* [Requirements] Print all entries word for word.

────────

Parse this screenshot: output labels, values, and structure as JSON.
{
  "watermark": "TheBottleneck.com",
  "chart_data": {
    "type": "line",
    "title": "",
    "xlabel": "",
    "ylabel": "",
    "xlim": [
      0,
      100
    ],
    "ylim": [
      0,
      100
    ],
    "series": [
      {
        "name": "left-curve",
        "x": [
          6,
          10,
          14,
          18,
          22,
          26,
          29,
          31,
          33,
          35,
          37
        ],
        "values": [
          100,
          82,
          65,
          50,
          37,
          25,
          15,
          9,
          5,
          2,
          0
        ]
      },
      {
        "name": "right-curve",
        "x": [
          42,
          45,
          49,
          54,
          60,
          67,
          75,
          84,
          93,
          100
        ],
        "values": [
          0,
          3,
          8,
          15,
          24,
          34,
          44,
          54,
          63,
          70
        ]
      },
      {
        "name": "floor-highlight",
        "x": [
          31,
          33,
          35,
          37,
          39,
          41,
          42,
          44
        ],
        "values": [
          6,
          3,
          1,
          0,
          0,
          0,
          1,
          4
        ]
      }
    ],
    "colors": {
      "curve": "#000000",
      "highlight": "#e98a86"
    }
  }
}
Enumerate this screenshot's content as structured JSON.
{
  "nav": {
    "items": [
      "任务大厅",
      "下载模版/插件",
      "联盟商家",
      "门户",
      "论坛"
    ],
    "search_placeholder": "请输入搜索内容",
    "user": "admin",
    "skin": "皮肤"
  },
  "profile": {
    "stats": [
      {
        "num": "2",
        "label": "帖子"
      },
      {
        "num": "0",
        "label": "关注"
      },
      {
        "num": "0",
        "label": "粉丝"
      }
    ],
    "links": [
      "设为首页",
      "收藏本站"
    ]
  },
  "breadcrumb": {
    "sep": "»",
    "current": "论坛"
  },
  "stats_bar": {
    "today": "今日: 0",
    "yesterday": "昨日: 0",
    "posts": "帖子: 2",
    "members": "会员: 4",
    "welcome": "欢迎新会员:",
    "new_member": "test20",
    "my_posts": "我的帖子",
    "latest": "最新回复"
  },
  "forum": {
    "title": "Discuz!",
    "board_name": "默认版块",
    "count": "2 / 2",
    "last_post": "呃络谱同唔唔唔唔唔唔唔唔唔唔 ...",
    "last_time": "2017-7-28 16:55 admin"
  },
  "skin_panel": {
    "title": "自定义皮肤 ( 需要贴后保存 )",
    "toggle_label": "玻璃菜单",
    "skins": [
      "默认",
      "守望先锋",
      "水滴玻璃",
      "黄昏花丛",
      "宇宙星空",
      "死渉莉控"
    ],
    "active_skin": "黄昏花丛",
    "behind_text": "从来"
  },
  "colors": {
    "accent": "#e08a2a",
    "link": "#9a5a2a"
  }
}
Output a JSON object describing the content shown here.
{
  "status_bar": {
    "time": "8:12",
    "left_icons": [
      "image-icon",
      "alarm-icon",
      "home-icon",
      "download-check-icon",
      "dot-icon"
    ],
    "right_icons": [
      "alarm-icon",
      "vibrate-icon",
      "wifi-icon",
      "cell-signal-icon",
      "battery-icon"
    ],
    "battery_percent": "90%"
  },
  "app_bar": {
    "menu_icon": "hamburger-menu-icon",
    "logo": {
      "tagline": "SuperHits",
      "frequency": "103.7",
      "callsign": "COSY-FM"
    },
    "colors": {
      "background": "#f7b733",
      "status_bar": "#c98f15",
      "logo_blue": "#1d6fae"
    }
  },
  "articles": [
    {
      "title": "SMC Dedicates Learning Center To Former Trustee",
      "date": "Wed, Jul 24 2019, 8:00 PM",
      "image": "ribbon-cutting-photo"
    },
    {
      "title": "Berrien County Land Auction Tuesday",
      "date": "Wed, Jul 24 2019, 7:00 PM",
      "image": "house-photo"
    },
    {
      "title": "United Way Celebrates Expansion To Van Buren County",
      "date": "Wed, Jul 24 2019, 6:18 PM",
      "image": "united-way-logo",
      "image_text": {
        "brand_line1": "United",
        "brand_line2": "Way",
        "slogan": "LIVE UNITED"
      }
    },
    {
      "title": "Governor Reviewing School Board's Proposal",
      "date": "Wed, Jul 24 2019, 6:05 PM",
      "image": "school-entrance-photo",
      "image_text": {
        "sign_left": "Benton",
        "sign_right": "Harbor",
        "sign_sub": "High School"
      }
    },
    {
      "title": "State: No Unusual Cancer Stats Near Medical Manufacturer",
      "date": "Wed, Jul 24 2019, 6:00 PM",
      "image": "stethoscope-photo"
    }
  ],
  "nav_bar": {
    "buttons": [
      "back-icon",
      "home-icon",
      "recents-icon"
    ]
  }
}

────────

* [Full output]
Parse this screenshot: output labels, values, and structure as JSON.
{
  "watermark": "TheBottleneck.com",
  "chart_data": {
    "type": "line",
    "title": "",
    "xlabel": "",
    "ylabel": "",
    "xlim": [
      0,
      100
    ],
    "ylim": [
      0,
      100
    ],
    "series": [
      {
        "name": "left-curve",
        "x": [
          6,
          10,
          14,
          18,
          22,
          26,
          29,
          31,
          33,
          35,
          37
        ],
        "values": [
          100,
          82,
          65,
          50,
          37,
          25,
          15,
          9,
          5,
          2,
          0
        ]
      },
      {
        "name": "right-curve",
        "x": [
          42,
          45,
          49,
          54,
          60,
          67,
          75,
          84,
          93,
          100
        ],
        "values": [
          0,
          3,
          8,
          15,
          24,
          34,
          44,
          54,
          63,
          70
        ]
      },
      {
        "name": "floor-highlight",
        "x": [
          31,
          33,
          35,
          37,
          39,
          41,
          42,
          44
        ],
        "values": [
          6,
          3,
          1,
          0,
          0,
          0,
          1,
          4
        ]
      }
    ],
    "colors": {
      "curve": "#000000",
      "highlight": "#e98a86"
    }
  }
}
Enumerate this screenshot's content as structured JSON.
{
  "nav": {
    "items": [
      "任务大厅",
      "下载模版/插件",
      "联盟商家",
      "门户",
      "论坛"
    ],
    "search_placeholder": "请输入搜索内容",
    "user": "admin",
    "skin": "皮肤"
  },
  "profile": {
    "stats": [
      {
        "num": "2",
        "label": "帖子"
      },
      {
        "num": "0",
        "label": "关注"
      },
      {
        "num": "0",
        "label": "粉丝"
      }
    ],
    "links": [
      "设为首页",
      "收藏本站"
    ]
  },
  "breadcrumb": {
    "sep": "»",
    "current": "论坛"
  },
  "stats_bar": {
    "today": "今日: 0",
    "yesterday": "昨日: 0",
    "posts": "帖子: 2",
    "members": "会员: 4",
    "welcome": "欢迎新会员:",
    "new_member": "test20",
    "my_posts": "我的帖子",
    "latest": "最新回复"
  },
  "forum": {
    "title": "Discuz!",
    "board_name": "默认版块",
    "count": "2 / 2",
    "last_post": "呃络谱同唔唔唔唔唔唔唔唔唔唔 ...",
    "last_time": "2017-7-28 16:55 admin"
  },
  "skin_panel": {
    "title": "自定义皮肤 ( 需要贴后保存 )",
    "toggle_label": "玻璃菜单",
    "skins": [
      "默认",
      "守望先锋",
      "水滴玻璃",
      "黄昏花丛",
      "宇宙星空",
      "死渉莉控"
    ],
    "active_skin": "黄昏花丛",
    "behind_text": "从来"
  },
  "colors": {
    "accent": "#e08a2a",
    "link": "#9a5a2a"
  }
}
Output a JSON object describing the content shown here.
{
  "status_bar": {
    "time": "8:12",
    "left_icons": [
      "image-icon",
      "alarm-icon",
      "home-icon",
      "download-check-icon",
      "dot-icon"
    ],
    "right_icons": [
      "alarm-icon",
      "vibrate-icon",
      "wifi-icon",
      "cell-signal-icon",
      "battery-icon"
    ],
    "battery_percent": "90%"
  },
  "app_bar": {
    "menu_icon": "hamburger-menu-icon",
    "logo": {
      "tagline": "SuperHits",
      "frequency": "103.7",
      "callsign": "COSY-FM"
    },
    "colors": {
      "background": "#f7b733",
      "status_bar": "#c98f15",
      "logo_blue": "#1d6fae"
    }
  },
  "articles": [
    {
      "title": "SMC Dedicates Learning Center To Former Trustee",
      "date": "Wed, Jul 24 2019, 8:00 PM",
      "image": "ribbon-cutting-photo"
    },
    {
      "title": "Berrien County Land Auction Tuesday",
      "date": "Wed, Jul 24 2019, 7:00 PM",
      "image": "house-photo"
    },
    {
      "title": "United Way Celebrates Expansion To Van Buren County",
      "date": "Wed, Jul 24 2019, 6:18 PM",
      "image": "united-way-logo",
      "image_text": {
        "brand_line1": "United",
        "brand_line2": "Way",
        "slogan": "LIVE UNITED"
      }
    },
    {
      "title": "Governor Reviewing School Board's Proposal",
      "date": "Wed, Jul 24 2019, 6:05 PM",
      "image": "school-entrance-photo",
      "image_text": {
        "sign_left": "Benton",
        "sign_right": "Harbor",
        "sign_sub": "High School"
      }
    },
    {
      "title": "State: No Unusual Cancer Stats Near Medical Manufacturer",
      "date": "Wed, Jul 24 2019, 6:00 PM",
      "image": "stethoscope-photo"
    }
  ],
  "nav_bar": {
    "buttons": [
      "back-icon",
      "home-icon",
      "recents-icon"
    ]
  }
}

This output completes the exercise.